Every line of the material below must be repeated exactly.
======
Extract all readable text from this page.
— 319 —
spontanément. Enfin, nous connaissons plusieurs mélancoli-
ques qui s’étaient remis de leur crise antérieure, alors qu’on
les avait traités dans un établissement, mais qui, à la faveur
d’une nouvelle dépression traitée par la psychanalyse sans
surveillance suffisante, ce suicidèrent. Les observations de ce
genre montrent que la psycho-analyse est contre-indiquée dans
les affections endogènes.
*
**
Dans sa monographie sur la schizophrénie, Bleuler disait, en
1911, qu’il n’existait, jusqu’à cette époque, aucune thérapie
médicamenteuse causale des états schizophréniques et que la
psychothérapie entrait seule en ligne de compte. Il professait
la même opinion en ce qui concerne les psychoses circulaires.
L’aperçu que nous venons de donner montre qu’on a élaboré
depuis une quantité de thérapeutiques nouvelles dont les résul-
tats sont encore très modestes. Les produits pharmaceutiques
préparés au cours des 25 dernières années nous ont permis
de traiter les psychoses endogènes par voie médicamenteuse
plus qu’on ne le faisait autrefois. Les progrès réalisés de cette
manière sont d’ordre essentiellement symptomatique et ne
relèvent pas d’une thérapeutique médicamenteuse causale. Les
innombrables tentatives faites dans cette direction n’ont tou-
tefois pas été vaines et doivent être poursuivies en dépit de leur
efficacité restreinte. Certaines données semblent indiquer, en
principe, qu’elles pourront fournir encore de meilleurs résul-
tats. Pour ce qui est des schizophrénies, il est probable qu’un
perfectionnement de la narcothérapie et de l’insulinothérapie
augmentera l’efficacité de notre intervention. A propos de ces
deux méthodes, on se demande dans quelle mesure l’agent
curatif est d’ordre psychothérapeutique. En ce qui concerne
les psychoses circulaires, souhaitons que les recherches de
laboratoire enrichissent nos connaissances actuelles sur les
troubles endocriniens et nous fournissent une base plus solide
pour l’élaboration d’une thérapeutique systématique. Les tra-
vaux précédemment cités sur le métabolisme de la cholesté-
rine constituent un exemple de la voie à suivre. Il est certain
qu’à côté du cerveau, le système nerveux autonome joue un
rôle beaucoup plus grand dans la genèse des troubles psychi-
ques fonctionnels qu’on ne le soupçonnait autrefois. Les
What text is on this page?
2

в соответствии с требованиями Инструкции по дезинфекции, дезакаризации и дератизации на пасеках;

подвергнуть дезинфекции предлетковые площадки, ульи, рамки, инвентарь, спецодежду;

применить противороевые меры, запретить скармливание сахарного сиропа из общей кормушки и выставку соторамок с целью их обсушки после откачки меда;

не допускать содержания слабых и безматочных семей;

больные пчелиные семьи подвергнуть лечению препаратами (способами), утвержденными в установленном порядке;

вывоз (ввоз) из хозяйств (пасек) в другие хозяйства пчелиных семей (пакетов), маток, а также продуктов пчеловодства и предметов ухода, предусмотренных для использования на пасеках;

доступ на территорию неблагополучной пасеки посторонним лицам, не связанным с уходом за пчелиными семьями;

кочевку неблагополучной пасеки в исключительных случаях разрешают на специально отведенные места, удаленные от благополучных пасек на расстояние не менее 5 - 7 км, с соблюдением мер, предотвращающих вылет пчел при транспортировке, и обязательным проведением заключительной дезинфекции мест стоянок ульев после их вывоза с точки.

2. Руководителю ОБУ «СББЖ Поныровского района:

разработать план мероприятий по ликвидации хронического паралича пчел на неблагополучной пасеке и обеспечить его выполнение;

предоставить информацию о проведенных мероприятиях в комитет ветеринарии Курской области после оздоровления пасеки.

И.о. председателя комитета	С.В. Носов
======
- EXPECTED ANSWER -
Extract all readable text from this page.
— 319 —
spontanément. Enfin, nous connaissons plusieurs mélancoli-
ques qui s’étaient remis de leur crise antérieure, alors qu’on
les avait traités dans un établissement, mais qui, à la faveur
d’une nouvelle dépression traitée par la psychanalyse sans
surveillance suffisante, ce suicidèrent. Les observations de ce
genre montrent que la psycho-analyse est contre-indiquée dans
les affections endogènes.
*
**
Dans sa monographie sur la schizophrénie, Bleuler disait, en
1911, qu’il n’existait, jusqu’à cette époque, aucune thérapie
médicamenteuse causale des états schizophréniques et que la
psychothérapie entrait seule en ligne de compte. Il professait
la même opinion en ce qui concerne les psychoses circulaires.
L’aperçu que nous venons de donner montre qu’on a élaboré
depuis une quantité de thérapeutiques nouvelles dont les résul-
tats sont encore très modestes. Les produits pharmaceutiques
préparés au cours des 25 dernières années nous ont permis
de traiter les psychoses endogènes par voie médicamenteuse
plus qu’on ne le faisait autrefois. Les progrès réalisés de cette
manière sont d’ordre essentiellement symptomatique et ne
relèvent pas d’une thérapeutique médicamenteuse causale. Les
innombrables tentatives faites dans cette direction n’ont tou-
tefois pas été vaines et doivent être poursuivies en dépit de leur
efficacité restreinte. Certaines données semblent indiquer, en
principe, qu’elles pourront fournir encore de meilleurs résul-
tats. Pour ce qui est des schizophrénies, il est probable qu’un
perfectionnement de la narcothérapie et de l’insulinothérapie
augmentera l’efficacité de notre intervention. A propos de ces
deux méthodes, on se demande dans quelle mesure l’agent
curatif est d’ordre psychothérapeutique. En ce qui concerne
les psychoses circulaires, souhaitons que les recherches de
laboratoire enrichissent nos connaissances actuelles sur les
troubles endocriniens et nous fournissent une base plus solide
pour l’élaboration d’une thérapeutique systématique. Les tra-
vaux précédemment cités sur le métabolisme de la cholesté-
rine constituent un exemple de la voie à suivre. Il est certain
qu’à côté du cerveau, le système nerveux autonome joue un
rôle beaucoup plus grand dans la genèse des troubles psychi-
ques fonctionnels qu’on ne le soupçonnait autrefois. Les
What text is on this page?
2

в соответствии с требованиями Инструкции по дезинфекции, дезакаризации и дератизации на пасеках;

подвергнуть дезинфекции предлетковые площадки, ульи, рамки, инвентарь, спецодежду;

применить противороевые меры, запретить скармливание сахарного сиропа из общей кормушки и выставку соторамок с целью их обсушки после откачки меда;

не допускать содержания слабых и безматочных семей;

больные пчелиные семьи подвергнуть лечению препаратами (способами), утвержденными в установленном порядке;

вывоз (ввоз) из хозяйств (пасек) в другие хозяйства пчелиных семей (пакетов), маток, а также продуктов пчеловодства и предметов ухода, предусмотренных для использования на пасеках;

доступ на территорию неблагополучной пасеки посторонним лицам, не связанным с уходом за пчелиными семьями;

кочевку неблагополучной пасеки в исключительных случаях разрешают на специально отведенные места, удаленные от благополучных пасек на расстояние не менее 5 - 7 км, с соблюдением мер, предотвращающих вылет пчел при транспортировке, и обязательным проведением заключительной дезинфекции мест стоянок ульев после их вывоза с точки.

2. Руководителю ОБУ «СББЖ Поныровского района:

разработать план мероприятий по ликвидации хронического паралича пчел на неблагополучной пасеке и обеспечить его выполнение;

предоставить информацию о проведенных мероприятиях в комитет ветеринарии Курской области после оздоровления пасеки.

И.о. председателя комитета	С.В. Носов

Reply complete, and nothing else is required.